»»

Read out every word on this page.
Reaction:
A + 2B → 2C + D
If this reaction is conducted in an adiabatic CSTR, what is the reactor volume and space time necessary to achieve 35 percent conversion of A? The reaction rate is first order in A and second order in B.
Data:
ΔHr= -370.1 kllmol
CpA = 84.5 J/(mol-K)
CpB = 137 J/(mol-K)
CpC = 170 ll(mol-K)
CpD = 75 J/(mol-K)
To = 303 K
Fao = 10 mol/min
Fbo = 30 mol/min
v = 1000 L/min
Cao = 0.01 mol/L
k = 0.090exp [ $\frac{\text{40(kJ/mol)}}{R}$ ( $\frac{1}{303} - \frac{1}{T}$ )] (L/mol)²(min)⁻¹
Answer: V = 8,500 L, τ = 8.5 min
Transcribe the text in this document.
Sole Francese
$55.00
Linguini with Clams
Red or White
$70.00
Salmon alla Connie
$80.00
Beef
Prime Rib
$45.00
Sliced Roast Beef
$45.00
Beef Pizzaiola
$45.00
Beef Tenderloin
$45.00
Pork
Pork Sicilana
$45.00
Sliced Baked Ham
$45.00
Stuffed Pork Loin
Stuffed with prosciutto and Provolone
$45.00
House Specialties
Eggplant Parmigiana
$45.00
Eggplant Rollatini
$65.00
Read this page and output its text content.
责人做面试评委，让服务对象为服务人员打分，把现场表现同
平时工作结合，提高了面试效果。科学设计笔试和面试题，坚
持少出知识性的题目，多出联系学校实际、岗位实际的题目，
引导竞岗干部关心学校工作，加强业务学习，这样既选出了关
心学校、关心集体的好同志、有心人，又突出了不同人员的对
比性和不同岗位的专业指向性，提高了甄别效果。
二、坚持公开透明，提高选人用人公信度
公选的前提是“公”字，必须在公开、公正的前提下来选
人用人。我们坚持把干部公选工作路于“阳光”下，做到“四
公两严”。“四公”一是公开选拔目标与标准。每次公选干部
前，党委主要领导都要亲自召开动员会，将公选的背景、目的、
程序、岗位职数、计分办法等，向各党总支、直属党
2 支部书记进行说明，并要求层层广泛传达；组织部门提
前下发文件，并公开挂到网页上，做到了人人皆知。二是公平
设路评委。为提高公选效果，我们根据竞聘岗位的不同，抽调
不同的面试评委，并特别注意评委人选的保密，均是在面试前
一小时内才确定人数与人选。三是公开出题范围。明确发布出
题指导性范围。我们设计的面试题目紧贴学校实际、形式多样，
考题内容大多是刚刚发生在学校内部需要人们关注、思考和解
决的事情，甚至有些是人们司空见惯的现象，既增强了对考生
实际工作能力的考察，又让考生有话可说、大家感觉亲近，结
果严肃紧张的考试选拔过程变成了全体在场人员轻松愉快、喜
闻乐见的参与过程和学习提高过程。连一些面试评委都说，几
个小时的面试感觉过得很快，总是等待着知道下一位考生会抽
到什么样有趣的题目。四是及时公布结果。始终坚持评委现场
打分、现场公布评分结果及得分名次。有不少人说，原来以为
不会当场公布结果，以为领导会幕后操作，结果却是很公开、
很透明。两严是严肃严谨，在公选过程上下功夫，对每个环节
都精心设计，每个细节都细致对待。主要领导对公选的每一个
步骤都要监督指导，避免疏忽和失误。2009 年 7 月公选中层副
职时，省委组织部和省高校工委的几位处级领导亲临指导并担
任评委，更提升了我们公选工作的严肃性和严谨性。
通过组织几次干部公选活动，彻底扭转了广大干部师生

««

- Task instructions -
Return every record, word for word.

- Task response -
Read out every word on this page.
Reaction:
A + 2B → 2C + D
If this reaction is conducted in an adiabatic CSTR, what is the reactor volume and space time necessary to achieve 35 percent conversion of A? The reaction rate is first order in A and second order in B.
Data:
ΔHr= -370.1 kllmol
CpA = 84.5 J/(mol-K)
CpB = 137 J/(mol-K)
CpC = 170 ll(mol-K)
CpD = 75 J/(mol-K)
To = 303 K
Fao = 10 mol/min
Fbo = 30 mol/min
v = 1000 L/min
Cao = 0.01 mol/L
k = 0.090exp [ $\frac{\text{40(kJ/mol)}}{R}$ ( $\frac{1}{303} - \frac{1}{T}$ )] (L/mol)²(min)⁻¹
Answer: V = 8,500 L, τ = 8.5 min
Transcribe the text in this document.
Sole Francese
$55.00
Linguini with Clams
Red or White
$70.00
Salmon alla Connie
$80.00
Beef
Prime Rib
$45.00
Sliced Roast Beef
$45.00
Beef Pizzaiola
$45.00
Beef Tenderloin
$45.00
Pork
Pork Sicilana
$45.00
Sliced Baked Ham
$45.00
Stuffed Pork Loin
Stuffed with prosciutto and Provolone
$45.00
House Specialties
Eggplant Parmigiana
$45.00
Eggplant Rollatini
$65.00
Read this page and output its text content.
责人做面试评委，让服务对象为服务人员打分，把现场表现同
平时工作结合，提高了面试效果。科学设计笔试和面试题，坚
持少出知识性的题目，多出联系学校实际、岗位实际的题目，
引导竞岗干部关心学校工作，加强业务学习，这样既选出了关
心学校、关心集体的好同志、有心人，又突出了不同人员的对
比性和不同岗位的专业指向性，提高了甄别效果。
二、坚持公开透明，提高选人用人公信度
公选的前提是“公”字，必须在公开、公正的前提下来选
人用人。我们坚持把干部公选工作路于“阳光”下，做到“四
公两严”。“四公”一是公开选拔目标与标准。每次公选干部
前，党委主要领导都要亲自召开动员会，将公选的背景、目的、
程序、岗位职数、计分办法等，向各党总支、直属党
2 支部书记进行说明，并要求层层广泛传达；组织部门提
前下发文件，并公开挂到网页上，做到了人人皆知。二是公平
设路评委。为提高公选效果，我们根据竞聘岗位的不同，抽调
不同的面试评委，并特别注意评委人选的保密，均是在面试前
一小时内才确定人数与人选。三是公开出题范围。明确发布出
题指导性范围。我们设计的面试题目紧贴学校实际、形式多样，
考题内容大多是刚刚发生在学校内部需要人们关注、思考和解
决的事情，甚至有些是人们司空见惯的现象，既增强了对考生
实际工作能力的考察，又让考生有话可说、大家感觉亲近，结
果严肃紧张的考试选拔过程变成了全体在场人员轻松愉快、喜
闻乐见的参与过程和学习提高过程。连一些面试评委都说，几
个小时的面试感觉过得很快，总是等待着知道下一位考生会抽
到什么样有趣的题目。四是及时公布结果。始终坚持评委现场
打分、现场公布评分结果及得分名次。有不少人说，原来以为
不会当场公布结果，以为领导会幕后操作，结果却是很公开、
很透明。两严是严肃严谨，在公选过程上下功夫，对每个环节
都精心设计，每个细节都细致对待。主要领导对公选的每一个
步骤都要监督指导，避免疏忽和失误。2009 年 7 月公选中层副
职时，省委组织部和省高校工委的几位处级领导亲临指导并担
任评委，更提升了我们公选工作的严肃性和严谨性。
通过组织几次干部公选活动，彻底扭转了广大干部师生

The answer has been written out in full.